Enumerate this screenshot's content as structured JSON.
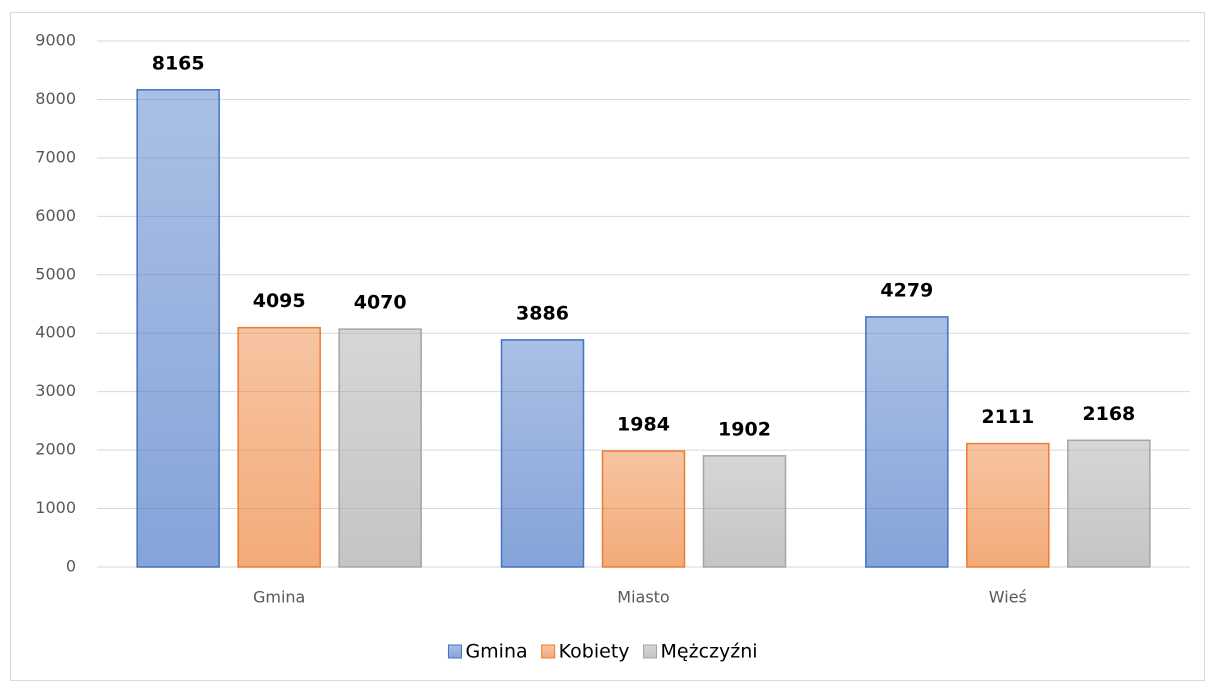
{
  "chart_data": {
    "type": "bar",
    "categories": [
      "Gmina",
      "Miasto",
      "Wieś"
    ],
    "series": [
      {
        "name": "Gmina",
        "color": "#4472c4",
        "values": [
          8165,
          3886,
          4279
        ]
      },
      {
        "name": "Kobiety",
        "color": "#ed7d31",
        "values": [
          4095,
          1984,
          2111
        ]
      },
      {
        "name": "Mężczyźni",
        "color": "#a5a5a5",
        "values": [
          4070,
          1902,
          2168
        ]
      }
    ],
    "ylim": [
      0,
      9000
    ],
    "yticks": [
      0,
      1000,
      2000,
      3000,
      4000,
      5000,
      6000,
      7000,
      8000,
      9000
    ],
    "grid": true,
    "legend": "bottom"
  }
}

····················

◆ What this task involves ◆
Return all lines of the material above in which the word "name" occurs.

◆ Output for this exercise ◆
        "name": "Gmina",
        "name": "Kobiety",
        "name": "Mężczyźni",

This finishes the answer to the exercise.